DIRECTIVE ▸
Filter the records for lines holding the string "text".

++++++

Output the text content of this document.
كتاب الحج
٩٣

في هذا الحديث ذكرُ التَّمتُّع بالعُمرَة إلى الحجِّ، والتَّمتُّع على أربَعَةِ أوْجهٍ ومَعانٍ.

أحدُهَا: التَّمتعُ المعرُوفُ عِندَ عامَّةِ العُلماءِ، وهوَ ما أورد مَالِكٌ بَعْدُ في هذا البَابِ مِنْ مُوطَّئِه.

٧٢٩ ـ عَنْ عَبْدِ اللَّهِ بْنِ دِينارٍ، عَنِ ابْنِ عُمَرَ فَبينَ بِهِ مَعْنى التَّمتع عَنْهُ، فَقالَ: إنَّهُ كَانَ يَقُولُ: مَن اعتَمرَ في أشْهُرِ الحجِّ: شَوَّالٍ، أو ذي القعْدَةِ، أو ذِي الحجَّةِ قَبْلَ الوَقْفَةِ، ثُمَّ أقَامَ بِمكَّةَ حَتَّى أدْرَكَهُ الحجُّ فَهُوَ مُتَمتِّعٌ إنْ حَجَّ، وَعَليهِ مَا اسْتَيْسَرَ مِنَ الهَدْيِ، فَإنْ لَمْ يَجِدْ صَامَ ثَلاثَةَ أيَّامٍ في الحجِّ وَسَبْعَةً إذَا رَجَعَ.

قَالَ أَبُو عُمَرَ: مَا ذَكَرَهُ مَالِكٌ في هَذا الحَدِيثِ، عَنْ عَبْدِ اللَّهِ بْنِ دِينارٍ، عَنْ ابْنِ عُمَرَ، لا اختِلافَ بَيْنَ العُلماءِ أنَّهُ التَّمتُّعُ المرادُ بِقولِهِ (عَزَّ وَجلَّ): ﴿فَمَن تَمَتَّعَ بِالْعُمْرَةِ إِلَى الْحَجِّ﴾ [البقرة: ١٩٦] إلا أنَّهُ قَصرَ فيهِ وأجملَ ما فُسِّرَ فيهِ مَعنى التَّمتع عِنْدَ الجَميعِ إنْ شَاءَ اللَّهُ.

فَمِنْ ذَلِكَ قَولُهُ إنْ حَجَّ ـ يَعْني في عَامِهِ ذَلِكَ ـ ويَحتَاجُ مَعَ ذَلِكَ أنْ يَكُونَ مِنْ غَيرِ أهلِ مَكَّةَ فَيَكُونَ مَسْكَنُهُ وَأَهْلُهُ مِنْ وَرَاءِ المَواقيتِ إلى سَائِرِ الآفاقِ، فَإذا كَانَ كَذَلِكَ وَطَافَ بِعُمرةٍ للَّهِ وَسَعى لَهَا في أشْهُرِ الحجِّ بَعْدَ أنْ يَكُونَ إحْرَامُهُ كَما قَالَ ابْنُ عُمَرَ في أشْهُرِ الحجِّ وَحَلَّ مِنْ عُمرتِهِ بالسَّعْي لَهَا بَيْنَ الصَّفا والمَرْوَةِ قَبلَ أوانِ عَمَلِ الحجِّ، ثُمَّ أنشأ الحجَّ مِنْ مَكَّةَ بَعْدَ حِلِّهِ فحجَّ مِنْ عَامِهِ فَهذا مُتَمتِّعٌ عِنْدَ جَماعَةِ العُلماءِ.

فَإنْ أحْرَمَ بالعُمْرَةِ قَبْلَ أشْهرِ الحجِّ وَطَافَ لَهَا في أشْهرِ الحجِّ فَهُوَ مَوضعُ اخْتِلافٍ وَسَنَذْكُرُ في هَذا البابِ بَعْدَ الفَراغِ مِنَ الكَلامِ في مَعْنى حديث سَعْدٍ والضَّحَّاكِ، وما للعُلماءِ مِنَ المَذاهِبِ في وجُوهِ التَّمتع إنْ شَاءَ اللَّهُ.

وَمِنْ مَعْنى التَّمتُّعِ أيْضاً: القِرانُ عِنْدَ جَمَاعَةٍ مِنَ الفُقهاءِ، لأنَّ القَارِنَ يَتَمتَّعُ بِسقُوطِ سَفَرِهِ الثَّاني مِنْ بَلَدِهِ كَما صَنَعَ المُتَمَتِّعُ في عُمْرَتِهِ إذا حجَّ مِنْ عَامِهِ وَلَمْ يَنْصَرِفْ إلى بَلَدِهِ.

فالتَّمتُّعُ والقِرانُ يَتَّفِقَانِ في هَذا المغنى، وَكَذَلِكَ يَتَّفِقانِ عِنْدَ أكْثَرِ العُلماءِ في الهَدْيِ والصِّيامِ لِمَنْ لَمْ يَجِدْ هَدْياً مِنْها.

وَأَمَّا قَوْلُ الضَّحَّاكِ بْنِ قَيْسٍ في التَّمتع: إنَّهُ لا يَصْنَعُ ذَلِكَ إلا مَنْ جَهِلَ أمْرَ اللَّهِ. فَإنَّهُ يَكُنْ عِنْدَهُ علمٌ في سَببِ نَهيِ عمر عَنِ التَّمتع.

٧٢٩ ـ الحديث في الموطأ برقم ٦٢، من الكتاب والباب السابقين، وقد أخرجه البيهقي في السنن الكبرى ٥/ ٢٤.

++++++

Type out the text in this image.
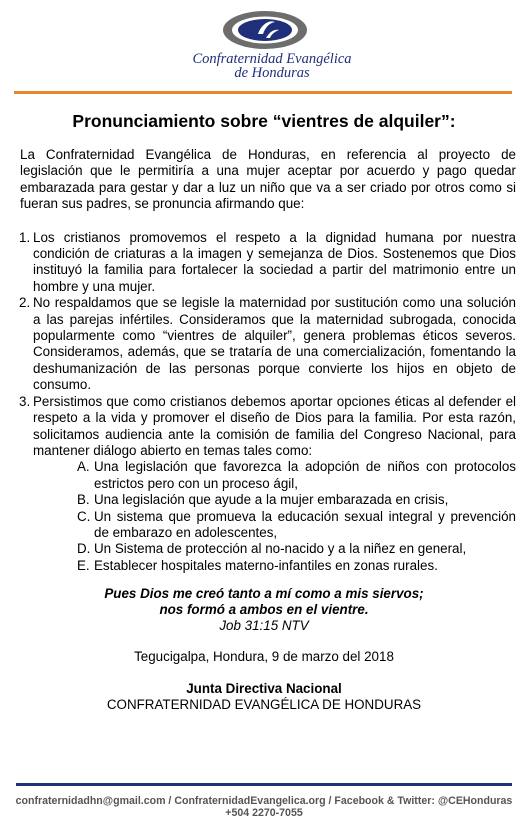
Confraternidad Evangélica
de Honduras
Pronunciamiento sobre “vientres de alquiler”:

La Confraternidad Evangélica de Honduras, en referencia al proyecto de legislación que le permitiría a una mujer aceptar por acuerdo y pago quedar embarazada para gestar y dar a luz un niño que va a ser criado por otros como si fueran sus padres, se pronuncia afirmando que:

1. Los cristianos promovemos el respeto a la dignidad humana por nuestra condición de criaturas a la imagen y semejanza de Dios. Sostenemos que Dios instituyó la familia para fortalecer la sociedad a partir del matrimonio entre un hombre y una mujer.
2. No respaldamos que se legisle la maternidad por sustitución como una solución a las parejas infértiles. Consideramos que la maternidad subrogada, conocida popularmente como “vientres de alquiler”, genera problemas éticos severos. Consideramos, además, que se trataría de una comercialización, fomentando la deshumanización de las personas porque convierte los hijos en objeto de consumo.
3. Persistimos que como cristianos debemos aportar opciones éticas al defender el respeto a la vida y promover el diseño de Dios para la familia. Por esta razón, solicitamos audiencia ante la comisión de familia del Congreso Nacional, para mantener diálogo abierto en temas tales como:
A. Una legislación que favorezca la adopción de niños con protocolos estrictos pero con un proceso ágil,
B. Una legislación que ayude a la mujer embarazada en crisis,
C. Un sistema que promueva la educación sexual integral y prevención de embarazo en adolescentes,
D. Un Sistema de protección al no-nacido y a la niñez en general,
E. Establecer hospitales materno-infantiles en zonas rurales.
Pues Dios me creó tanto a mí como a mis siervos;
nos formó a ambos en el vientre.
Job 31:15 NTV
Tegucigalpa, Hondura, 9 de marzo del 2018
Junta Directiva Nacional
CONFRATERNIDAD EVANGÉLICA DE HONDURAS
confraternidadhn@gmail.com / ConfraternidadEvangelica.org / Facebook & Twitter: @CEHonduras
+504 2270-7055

++++++

TASK OUTPUT ▸
Output the text content of this document.
Type out the text in this image.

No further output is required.